··· Data provided ···

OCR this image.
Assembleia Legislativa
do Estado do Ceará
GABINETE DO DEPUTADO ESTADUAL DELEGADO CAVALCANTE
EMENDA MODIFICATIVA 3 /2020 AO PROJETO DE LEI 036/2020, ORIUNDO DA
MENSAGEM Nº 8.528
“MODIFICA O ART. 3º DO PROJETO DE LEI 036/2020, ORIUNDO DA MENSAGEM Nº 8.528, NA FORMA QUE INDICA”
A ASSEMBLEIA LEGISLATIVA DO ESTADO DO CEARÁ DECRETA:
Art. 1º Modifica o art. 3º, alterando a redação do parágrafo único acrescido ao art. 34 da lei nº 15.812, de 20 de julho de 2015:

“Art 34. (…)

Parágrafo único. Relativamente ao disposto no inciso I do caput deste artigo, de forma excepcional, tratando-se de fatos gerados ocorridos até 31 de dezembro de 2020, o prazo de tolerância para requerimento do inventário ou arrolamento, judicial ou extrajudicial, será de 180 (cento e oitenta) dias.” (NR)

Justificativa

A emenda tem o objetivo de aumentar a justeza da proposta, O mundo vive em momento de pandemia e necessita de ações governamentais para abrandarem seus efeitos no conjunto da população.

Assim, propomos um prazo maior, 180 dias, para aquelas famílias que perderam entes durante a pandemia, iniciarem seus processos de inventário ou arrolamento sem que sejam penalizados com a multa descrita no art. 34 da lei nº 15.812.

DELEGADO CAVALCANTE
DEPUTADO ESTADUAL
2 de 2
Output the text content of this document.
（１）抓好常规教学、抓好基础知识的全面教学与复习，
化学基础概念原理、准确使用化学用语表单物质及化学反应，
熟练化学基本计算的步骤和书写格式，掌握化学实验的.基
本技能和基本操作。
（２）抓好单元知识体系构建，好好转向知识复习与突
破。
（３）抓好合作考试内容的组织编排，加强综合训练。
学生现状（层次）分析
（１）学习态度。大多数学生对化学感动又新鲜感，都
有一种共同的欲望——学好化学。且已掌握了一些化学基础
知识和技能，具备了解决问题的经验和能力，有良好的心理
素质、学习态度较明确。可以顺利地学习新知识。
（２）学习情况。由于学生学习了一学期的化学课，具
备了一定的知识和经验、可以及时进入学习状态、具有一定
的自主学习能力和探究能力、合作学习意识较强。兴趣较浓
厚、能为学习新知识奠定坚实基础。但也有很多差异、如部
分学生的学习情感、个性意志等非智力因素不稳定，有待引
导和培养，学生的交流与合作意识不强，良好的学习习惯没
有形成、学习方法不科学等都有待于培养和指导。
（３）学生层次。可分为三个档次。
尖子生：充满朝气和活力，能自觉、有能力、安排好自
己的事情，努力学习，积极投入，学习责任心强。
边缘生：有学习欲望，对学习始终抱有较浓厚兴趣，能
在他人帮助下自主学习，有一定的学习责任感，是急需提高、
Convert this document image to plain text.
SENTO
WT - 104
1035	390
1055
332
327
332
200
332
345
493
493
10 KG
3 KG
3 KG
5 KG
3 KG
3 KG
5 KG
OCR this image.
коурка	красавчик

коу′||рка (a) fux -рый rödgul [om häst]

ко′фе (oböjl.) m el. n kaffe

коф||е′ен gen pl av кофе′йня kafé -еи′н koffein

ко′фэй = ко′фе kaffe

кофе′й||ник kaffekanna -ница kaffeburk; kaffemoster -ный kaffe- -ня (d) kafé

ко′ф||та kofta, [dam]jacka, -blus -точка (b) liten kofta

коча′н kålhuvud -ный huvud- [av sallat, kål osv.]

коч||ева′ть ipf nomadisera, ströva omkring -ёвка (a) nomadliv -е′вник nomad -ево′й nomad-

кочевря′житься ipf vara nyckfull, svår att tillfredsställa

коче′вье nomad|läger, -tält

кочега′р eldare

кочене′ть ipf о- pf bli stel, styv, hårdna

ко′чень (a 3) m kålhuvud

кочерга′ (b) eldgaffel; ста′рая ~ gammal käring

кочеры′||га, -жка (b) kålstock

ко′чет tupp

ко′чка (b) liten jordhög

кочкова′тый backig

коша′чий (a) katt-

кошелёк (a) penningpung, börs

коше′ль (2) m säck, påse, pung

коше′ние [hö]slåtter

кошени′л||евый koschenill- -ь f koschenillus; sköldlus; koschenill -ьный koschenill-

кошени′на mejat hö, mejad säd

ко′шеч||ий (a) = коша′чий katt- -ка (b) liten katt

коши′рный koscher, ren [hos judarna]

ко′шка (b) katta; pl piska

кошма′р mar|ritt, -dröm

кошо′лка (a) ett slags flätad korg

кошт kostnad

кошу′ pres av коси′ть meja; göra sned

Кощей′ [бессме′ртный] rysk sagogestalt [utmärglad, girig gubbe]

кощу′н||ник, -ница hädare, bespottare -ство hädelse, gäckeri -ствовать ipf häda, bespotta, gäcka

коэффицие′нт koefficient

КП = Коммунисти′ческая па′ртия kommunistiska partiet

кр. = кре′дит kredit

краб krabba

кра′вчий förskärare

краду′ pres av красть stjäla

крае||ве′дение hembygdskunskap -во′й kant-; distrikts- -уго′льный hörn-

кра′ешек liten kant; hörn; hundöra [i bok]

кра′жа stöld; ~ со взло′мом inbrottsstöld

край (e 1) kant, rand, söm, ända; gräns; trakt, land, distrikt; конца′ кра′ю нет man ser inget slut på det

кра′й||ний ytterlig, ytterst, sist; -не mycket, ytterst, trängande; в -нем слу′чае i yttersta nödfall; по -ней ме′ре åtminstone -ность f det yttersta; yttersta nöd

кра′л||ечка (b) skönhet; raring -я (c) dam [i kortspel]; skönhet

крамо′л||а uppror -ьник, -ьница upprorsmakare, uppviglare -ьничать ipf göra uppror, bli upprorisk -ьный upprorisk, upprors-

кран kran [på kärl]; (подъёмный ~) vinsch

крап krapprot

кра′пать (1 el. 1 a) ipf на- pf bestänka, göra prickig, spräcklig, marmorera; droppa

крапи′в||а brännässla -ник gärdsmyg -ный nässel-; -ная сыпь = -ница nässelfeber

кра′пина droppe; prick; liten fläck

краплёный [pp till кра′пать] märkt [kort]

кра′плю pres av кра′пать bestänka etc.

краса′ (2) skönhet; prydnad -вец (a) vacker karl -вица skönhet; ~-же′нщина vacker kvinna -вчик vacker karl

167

···

(Instruction) Copy out every line that includes the word "nomad".

(Full output)
коч||ева′ть ipf nomadisera, ströva omkring -ёвка (a) nomadliv -е′вник nomad -ево′й nomad-
коче′вье nomad|läger, -tält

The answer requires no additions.